- _GIVEN TASK_: Scan the material and copy every line in which "text" appears.

== MATERIAL ==

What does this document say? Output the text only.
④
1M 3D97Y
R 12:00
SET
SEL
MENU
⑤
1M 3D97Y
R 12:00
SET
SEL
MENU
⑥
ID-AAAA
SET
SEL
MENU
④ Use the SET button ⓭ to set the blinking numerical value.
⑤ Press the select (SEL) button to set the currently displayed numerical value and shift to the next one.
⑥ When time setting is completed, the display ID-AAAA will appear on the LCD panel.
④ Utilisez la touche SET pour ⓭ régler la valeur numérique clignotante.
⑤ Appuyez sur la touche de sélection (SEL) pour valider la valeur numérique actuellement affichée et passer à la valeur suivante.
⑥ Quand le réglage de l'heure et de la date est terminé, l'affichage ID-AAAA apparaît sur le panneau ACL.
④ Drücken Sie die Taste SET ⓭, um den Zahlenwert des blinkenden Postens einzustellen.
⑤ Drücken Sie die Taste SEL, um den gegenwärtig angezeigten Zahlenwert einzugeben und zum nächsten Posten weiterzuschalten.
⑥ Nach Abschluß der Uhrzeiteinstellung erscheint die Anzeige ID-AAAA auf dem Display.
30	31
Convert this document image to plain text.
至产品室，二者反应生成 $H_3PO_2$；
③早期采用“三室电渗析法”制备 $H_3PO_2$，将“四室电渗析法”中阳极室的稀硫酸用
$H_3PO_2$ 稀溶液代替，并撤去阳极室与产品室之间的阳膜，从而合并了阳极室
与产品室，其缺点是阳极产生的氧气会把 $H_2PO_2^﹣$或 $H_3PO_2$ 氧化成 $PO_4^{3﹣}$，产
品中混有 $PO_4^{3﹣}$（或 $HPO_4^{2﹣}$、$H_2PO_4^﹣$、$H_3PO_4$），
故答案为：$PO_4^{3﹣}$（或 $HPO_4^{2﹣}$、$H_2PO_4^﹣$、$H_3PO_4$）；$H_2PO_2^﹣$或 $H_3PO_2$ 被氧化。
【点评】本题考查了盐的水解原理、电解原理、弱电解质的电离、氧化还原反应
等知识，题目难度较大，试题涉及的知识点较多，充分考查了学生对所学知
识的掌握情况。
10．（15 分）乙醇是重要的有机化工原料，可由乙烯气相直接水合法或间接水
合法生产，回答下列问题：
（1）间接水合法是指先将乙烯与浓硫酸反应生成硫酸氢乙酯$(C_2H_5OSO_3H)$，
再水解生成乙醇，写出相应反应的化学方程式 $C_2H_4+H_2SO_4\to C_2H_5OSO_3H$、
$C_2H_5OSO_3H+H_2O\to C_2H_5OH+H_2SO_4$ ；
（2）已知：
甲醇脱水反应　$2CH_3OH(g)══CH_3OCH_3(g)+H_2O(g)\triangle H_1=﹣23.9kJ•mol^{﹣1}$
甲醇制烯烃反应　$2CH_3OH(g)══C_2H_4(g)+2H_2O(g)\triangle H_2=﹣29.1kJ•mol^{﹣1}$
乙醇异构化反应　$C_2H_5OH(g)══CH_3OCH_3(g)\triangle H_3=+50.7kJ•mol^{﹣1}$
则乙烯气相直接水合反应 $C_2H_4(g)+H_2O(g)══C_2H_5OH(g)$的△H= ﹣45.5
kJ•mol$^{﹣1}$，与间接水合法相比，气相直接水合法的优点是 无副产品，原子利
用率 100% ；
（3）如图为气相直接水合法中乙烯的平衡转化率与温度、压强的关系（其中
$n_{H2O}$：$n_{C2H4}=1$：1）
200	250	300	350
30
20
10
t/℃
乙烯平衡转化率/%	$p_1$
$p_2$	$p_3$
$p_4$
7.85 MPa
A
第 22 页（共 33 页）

===

- _SOLVED PROBLEM_:
What does this document say? Output the text only.
Convert this document image to plain text.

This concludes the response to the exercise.